━━━━━ Supplied entries ━━━━━
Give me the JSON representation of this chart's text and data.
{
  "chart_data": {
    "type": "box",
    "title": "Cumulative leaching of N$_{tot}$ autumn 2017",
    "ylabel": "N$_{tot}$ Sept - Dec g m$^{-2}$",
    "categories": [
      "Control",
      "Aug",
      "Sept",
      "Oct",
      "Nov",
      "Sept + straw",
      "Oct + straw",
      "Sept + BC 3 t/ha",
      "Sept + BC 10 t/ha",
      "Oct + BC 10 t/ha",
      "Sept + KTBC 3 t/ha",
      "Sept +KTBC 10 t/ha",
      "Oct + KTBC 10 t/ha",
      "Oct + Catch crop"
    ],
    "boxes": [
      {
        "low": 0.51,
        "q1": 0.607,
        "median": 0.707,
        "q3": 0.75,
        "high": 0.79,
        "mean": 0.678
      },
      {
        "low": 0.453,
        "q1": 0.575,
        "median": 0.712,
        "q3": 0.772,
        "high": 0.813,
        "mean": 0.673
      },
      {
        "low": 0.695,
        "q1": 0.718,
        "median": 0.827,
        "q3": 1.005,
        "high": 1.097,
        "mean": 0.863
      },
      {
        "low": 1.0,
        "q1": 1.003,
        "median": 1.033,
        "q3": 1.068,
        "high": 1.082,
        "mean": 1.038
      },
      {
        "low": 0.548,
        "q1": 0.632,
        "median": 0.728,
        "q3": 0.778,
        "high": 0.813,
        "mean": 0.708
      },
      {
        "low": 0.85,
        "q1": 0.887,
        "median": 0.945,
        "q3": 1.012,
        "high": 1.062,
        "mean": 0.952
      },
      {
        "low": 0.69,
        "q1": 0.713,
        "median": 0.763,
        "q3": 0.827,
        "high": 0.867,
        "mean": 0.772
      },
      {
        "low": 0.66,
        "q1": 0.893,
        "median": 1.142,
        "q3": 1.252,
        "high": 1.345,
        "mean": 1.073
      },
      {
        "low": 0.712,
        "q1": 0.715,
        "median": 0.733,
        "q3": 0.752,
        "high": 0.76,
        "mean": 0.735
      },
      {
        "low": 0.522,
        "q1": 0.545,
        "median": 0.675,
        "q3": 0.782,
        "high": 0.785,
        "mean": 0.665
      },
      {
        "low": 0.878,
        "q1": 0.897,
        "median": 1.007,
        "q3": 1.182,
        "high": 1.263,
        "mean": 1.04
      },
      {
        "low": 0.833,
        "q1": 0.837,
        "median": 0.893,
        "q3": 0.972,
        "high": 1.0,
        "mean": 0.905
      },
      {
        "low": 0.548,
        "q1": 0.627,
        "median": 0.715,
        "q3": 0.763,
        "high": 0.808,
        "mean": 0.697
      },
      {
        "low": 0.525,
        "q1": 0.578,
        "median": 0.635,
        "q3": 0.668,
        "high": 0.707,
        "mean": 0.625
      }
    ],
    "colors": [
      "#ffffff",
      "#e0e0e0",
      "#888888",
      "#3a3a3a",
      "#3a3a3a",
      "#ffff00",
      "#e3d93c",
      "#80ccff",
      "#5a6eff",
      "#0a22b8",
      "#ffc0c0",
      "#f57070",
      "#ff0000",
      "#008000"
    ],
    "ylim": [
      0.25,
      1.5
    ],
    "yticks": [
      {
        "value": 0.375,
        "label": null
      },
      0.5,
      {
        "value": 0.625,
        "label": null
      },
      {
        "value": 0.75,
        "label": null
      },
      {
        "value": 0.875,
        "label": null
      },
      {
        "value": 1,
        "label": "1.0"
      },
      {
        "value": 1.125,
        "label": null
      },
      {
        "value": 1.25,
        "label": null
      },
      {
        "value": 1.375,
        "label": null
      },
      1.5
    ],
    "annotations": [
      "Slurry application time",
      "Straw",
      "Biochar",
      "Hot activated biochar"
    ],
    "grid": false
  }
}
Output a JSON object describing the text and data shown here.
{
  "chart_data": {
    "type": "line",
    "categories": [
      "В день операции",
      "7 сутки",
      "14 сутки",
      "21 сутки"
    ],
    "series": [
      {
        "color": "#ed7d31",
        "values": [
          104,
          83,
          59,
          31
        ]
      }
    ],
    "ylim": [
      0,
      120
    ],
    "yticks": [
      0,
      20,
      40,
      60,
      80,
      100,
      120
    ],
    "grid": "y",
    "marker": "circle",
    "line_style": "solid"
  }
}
━━━━━
▸ Exercise prompt:
Write the listing out again, exactly as shown above.

▸ Solution for this exercise:
Give me the JSON representation of this chart's text and data.
{
  "chart_data": {
    "type": "box",
    "title": "Cumulative leaching of N$_{tot}$ autumn 2017",
    "ylabel": "N$_{tot}$ Sept - Dec g m$^{-2}$",
    "categories": [
      "Control",
      "Aug",
      "Sept",
      "Oct",
      "Nov",
      "Sept + straw",
      "Oct + straw",
      "Sept + BC 3 t/ha",
      "Sept + BC 10 t/ha",
      "Oct + BC 10 t/ha",
      "Sept + KTBC 3 t/ha",
      "Sept +KTBC 10 t/ha",
      "Oct + KTBC 10 t/ha",
      "Oct + Catch crop"
    ],
    "boxes": [
      {
        "low": 0.51,
        "q1": 0.607,
        "median": 0.707,
        "q3": 0.75,
        "high": 0.79,
        "mean": 0.678
      },
      {
        "low": 0.453,
        "q1": 0.575,
        "median": 0.712,
        "q3": 0.772,
        "high": 0.813,
        "mean": 0.673
      },
      {
        "low": 0.695,
        "q1": 0.718,
        "median": 0.827,
        "q3": 1.005,
        "high": 1.097,
        "mean": 0.863
      },
      {
        "low": 1.0,
        "q1": 1.003,
        "median": 1.033,
        "q3": 1.068,
        "high": 1.082,
        "mean": 1.038
      },
      {
        "low": 0.548,
        "q1": 0.632,
        "median": 0.728,
        "q3": 0.778,
        "high": 0.813,
        "mean": 0.708
      },
      {
        "low": 0.85,
        "q1": 0.887,
        "median": 0.945,
        "q3": 1.012,
        "high": 1.062,
        "mean": 0.952
      },
      {
        "low": 0.69,
        "q1": 0.713,
        "median": 0.763,
        "q3": 0.827,
        "high": 0.867,
        "mean": 0.772
      },
      {
        "low": 0.66,
        "q1": 0.893,
        "median": 1.142,
        "q3": 1.252,
        "high": 1.345,
        "mean": 1.073
      },
      {
        "low": 0.712,
        "q1": 0.715,
        "median": 0.733,
        "q3": 0.752,
        "high": 0.76,
        "mean": 0.735
      },
      {
        "low": 0.522,
        "q1": 0.545,
        "median": 0.675,
        "q3": 0.782,
        "high": 0.785,
        "mean": 0.665
      },
      {
        "low": 0.878,
        "q1": 0.897,
        "median": 1.007,
        "q3": 1.182,
        "high": 1.263,
        "mean": 1.04
      },
      {
        "low": 0.833,
        "q1": 0.837,
        "median": 0.893,
        "q3": 0.972,
        "high": 1.0,
        "mean": 0.905
      },
      {
        "low": 0.548,
        "q1": 0.627,
        "median": 0.715,
        "q3": 0.763,
        "high": 0.808,
        "mean": 0.697
      },
      {
        "low": 0.525,
        "q1": 0.578,
        "median": 0.635,
        "q3": 0.668,
        "high": 0.707,
        "mean": 0.625
      }
    ],
    "colors": [
      "#ffffff",
      "#e0e0e0",
      "#888888",
      "#3a3a3a",
      "#3a3a3a",
      "#ffff00",
      "#e3d93c",
      "#80ccff",
      "#5a6eff",
      "#0a22b8",
      "#ffc0c0",
      "#f57070",
      "#ff0000",
      "#008000"
    ],
    "ylim": [
      0.25,
      1.5
    ],
    "yticks": [
      {
        "value": 0.375,
        "label": null
      },
      0.5,
      {
        "value": 0.625,
        "label": null
      },
      {
        "value": 0.75,
        "label": null
      },
      {
        "value": 0.875,
        "label": null
      },
      {
        "value": 1,
        "label": "1.0"
      },
      {
        "value": 1.125,
        "label": null
      },
      {
        "value": 1.25,
        "label": null
      },
      {
        "value": 1.375,
        "label": null
      },
      1.5
    ],
    "annotations": [
      "Slurry application time",
      "Straw",
      "Biochar",
      "Hot activated biochar"
    ],
    "grid": false
  }
}
Output a JSON object describing the text and data shown here.
{
  "chart_data": {
    "type": "line",
    "categories": [
      "В день операции",
      "7 сутки",
      "14 сутки",
      "21 сутки"
    ],
    "series": [
      {
        "color": "#ed7d31",
        "values": [
          104,
          83,
          59,
          31
        ]
      }
    ],
    "ylim": [
      0,
      120
    ],
    "yticks": [
      0,
      20,
      40,
      60,
      80,
      100,
      120
    ],
    "grid": "y",
    "marker": "circle",
    "line_style": "solid"
  }
}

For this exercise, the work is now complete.